# Task:
Review the listing and copy each line that holds the word "this".
# # #
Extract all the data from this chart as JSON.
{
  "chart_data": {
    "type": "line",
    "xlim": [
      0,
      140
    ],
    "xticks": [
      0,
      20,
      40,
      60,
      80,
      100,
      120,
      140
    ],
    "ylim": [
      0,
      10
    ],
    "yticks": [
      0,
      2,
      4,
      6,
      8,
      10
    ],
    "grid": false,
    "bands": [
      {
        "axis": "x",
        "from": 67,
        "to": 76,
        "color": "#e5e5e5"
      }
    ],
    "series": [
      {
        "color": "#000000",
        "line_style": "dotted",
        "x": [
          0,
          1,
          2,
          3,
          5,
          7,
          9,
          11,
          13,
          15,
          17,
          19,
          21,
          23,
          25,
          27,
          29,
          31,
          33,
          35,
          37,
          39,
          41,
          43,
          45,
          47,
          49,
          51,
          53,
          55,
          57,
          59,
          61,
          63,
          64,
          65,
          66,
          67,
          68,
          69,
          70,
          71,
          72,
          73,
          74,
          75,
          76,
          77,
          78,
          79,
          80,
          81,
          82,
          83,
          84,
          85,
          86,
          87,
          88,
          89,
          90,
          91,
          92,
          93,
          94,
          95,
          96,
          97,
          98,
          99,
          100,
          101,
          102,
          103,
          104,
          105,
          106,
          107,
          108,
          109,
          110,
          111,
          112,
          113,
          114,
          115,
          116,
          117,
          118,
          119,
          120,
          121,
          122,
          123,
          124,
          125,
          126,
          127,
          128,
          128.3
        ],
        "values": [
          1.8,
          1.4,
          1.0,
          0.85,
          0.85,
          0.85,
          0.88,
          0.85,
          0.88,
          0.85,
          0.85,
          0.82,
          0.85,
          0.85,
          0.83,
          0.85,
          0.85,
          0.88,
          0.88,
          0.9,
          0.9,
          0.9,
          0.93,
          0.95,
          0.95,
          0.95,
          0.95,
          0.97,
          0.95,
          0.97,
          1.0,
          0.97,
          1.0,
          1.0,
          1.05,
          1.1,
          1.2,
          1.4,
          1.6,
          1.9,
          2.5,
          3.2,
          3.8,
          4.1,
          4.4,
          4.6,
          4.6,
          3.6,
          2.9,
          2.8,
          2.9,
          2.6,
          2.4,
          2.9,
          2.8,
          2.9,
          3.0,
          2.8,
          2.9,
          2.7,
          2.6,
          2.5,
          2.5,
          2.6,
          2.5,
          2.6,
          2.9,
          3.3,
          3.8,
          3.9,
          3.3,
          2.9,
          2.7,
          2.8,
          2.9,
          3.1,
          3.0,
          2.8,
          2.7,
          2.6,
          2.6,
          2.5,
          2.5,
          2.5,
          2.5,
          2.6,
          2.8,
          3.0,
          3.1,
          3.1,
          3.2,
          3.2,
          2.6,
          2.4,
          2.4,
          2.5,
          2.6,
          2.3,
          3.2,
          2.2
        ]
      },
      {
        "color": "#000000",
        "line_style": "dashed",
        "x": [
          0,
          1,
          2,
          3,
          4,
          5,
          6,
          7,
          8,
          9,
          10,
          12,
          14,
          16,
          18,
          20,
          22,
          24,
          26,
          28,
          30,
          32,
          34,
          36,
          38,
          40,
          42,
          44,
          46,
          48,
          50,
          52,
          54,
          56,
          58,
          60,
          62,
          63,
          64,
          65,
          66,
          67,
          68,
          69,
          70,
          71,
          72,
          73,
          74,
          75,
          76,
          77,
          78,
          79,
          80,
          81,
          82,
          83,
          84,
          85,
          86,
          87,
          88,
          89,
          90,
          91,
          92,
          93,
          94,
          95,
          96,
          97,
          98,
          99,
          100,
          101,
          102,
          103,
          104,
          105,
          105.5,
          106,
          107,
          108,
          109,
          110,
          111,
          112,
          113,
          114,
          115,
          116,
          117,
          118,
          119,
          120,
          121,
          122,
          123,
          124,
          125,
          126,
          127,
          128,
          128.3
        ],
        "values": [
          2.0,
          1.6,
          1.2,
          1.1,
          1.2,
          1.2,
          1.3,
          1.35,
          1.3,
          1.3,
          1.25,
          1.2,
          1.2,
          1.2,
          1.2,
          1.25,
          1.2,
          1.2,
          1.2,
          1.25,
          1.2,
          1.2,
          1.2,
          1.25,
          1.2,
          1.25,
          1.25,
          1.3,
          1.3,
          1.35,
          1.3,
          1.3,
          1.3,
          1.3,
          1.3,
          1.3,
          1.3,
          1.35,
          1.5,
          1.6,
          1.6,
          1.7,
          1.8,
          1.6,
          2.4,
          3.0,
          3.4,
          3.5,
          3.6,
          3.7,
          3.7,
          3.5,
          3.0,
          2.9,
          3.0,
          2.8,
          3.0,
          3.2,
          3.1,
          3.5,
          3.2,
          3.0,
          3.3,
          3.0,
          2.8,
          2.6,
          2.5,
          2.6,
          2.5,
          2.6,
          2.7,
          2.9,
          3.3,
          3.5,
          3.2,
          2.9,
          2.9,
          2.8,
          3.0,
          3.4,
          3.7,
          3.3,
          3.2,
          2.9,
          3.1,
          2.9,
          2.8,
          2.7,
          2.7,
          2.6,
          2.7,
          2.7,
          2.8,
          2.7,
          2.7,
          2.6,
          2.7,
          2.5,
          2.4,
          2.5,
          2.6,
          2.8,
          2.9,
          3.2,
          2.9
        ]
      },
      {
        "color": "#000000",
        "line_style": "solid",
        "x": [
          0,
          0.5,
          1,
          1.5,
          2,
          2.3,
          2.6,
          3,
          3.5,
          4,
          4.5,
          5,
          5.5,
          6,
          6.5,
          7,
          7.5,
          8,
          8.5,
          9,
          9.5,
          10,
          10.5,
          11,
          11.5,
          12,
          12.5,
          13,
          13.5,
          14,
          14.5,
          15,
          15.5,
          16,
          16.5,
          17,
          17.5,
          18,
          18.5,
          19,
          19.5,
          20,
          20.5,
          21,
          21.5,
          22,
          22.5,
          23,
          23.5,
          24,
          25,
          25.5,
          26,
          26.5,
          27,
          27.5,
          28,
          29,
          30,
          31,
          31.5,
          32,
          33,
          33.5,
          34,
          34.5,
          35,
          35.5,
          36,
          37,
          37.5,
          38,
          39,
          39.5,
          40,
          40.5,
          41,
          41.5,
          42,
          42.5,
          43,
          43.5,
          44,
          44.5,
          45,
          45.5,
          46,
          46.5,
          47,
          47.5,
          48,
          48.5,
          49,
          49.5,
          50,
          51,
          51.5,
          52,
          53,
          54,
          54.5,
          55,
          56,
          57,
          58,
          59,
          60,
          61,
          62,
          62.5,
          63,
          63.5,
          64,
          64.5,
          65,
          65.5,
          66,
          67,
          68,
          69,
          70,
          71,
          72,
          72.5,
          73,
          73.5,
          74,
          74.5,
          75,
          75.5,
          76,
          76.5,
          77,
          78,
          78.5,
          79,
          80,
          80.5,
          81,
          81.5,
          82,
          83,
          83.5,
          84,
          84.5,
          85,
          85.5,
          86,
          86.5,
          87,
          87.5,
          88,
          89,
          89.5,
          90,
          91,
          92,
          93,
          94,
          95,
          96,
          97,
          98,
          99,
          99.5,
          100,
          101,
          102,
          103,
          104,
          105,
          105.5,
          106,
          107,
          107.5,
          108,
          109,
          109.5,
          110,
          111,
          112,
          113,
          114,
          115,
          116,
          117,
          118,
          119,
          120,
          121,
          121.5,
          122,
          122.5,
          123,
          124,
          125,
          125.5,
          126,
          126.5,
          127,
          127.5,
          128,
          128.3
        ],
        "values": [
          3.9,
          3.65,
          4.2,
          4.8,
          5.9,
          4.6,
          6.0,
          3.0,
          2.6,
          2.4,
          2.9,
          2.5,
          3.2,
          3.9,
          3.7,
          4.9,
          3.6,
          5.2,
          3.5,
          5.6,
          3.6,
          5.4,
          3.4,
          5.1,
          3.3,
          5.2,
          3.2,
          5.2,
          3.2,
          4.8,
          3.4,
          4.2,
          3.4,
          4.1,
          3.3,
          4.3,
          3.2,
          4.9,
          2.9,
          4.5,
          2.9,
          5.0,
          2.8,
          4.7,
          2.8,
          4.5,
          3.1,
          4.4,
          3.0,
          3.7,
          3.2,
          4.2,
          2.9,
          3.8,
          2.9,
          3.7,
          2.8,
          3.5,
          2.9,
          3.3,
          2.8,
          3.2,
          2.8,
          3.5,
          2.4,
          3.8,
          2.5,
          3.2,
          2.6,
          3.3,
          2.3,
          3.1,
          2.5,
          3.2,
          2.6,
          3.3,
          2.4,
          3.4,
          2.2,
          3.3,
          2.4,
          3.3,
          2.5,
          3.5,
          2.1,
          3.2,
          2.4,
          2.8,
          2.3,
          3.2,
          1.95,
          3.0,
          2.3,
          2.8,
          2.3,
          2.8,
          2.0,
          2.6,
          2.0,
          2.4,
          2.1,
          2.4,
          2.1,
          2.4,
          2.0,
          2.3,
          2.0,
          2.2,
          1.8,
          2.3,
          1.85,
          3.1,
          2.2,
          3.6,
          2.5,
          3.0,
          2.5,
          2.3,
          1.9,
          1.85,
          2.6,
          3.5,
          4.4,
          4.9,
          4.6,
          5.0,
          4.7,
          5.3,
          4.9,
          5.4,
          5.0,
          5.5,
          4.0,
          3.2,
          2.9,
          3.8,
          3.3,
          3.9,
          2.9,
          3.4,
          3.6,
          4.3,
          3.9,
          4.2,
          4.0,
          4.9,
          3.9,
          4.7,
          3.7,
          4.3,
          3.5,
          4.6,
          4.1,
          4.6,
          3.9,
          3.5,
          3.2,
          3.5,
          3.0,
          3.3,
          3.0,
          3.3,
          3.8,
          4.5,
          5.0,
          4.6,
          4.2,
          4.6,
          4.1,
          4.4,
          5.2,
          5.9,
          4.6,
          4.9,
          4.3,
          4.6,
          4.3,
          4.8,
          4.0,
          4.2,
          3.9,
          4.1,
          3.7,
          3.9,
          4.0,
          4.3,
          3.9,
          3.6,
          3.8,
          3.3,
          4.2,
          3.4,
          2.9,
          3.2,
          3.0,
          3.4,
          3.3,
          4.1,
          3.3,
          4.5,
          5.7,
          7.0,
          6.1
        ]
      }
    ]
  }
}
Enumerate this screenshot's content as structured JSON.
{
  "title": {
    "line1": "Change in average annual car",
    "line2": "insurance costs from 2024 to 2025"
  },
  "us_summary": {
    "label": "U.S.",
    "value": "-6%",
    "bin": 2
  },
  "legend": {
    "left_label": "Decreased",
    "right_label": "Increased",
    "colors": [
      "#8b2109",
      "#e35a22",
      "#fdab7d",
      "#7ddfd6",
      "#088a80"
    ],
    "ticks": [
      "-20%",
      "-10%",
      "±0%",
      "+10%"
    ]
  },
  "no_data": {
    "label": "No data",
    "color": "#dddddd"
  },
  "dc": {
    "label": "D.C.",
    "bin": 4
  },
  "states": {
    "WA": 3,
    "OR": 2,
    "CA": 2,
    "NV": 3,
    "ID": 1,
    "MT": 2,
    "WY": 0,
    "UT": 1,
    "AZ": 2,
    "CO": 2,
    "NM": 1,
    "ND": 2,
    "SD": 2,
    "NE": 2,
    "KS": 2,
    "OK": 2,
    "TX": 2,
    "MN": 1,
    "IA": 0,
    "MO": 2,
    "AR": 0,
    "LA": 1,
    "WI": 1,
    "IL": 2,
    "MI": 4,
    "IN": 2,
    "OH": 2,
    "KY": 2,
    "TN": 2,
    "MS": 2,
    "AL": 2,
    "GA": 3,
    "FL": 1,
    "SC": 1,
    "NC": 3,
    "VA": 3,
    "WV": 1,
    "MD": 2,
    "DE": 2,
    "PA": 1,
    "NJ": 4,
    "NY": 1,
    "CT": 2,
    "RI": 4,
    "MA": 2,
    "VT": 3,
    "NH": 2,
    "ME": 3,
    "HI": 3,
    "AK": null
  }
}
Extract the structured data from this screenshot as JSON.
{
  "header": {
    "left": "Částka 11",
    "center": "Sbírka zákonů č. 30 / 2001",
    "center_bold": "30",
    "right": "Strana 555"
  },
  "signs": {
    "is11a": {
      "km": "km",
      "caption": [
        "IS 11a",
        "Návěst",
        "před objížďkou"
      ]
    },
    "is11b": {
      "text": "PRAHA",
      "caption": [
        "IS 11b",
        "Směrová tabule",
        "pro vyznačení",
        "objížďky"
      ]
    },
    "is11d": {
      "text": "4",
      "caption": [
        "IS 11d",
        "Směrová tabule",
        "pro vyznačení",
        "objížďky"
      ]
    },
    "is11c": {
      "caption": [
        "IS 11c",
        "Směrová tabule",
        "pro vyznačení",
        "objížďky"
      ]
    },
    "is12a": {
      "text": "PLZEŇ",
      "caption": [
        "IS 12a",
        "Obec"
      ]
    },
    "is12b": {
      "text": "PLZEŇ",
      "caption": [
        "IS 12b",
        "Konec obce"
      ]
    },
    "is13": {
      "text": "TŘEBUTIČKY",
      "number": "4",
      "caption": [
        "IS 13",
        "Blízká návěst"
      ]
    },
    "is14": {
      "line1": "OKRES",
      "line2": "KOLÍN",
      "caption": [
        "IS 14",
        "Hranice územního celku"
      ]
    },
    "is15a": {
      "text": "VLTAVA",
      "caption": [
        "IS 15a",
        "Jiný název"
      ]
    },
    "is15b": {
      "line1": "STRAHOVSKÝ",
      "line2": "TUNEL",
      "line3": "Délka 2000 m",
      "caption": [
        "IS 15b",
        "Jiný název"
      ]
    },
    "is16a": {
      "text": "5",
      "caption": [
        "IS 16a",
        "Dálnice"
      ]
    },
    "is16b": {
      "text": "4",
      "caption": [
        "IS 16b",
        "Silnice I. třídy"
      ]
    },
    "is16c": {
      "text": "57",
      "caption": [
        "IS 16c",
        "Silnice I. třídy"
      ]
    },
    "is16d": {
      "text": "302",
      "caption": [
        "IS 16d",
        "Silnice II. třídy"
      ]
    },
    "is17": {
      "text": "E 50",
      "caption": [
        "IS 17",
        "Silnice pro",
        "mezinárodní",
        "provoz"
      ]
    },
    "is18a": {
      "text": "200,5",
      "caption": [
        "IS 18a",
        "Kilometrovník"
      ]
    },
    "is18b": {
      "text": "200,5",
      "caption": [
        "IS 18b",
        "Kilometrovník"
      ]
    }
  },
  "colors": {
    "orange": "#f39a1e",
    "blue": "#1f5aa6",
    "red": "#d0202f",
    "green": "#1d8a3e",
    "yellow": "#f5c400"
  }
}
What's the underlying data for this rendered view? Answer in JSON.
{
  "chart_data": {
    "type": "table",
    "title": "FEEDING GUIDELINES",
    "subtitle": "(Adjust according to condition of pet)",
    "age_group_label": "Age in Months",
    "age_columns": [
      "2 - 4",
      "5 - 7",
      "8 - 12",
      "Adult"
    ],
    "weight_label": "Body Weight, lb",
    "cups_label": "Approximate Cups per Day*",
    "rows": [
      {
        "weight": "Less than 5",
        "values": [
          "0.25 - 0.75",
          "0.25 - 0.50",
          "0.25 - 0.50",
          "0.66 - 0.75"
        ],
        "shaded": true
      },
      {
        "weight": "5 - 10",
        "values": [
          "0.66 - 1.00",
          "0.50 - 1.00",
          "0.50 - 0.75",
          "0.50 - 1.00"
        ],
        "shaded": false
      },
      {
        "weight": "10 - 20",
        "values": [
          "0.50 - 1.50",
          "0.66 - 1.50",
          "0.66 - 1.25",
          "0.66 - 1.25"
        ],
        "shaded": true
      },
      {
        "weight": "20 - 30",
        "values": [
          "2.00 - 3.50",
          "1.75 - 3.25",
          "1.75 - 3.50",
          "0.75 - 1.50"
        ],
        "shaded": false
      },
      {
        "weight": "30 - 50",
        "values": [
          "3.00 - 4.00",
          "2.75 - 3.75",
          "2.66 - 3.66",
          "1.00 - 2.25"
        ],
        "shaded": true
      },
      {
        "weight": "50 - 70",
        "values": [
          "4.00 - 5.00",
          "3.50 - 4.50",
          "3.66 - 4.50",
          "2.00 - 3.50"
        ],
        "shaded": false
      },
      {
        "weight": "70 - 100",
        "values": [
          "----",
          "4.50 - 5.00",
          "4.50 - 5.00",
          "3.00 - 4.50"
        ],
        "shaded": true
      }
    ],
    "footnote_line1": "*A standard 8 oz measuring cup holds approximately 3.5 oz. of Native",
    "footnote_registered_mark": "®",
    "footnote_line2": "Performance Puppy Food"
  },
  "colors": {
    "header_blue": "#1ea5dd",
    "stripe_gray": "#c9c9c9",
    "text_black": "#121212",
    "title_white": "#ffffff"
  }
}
# # #
# Solved problem:
Extract all the data from this chart as JSON.
Enumerate this screenshot's content as structured JSON.
Extract the structured data from this screenshot as JSON.
What's the underlying data for this rendered view? Answer in JSON.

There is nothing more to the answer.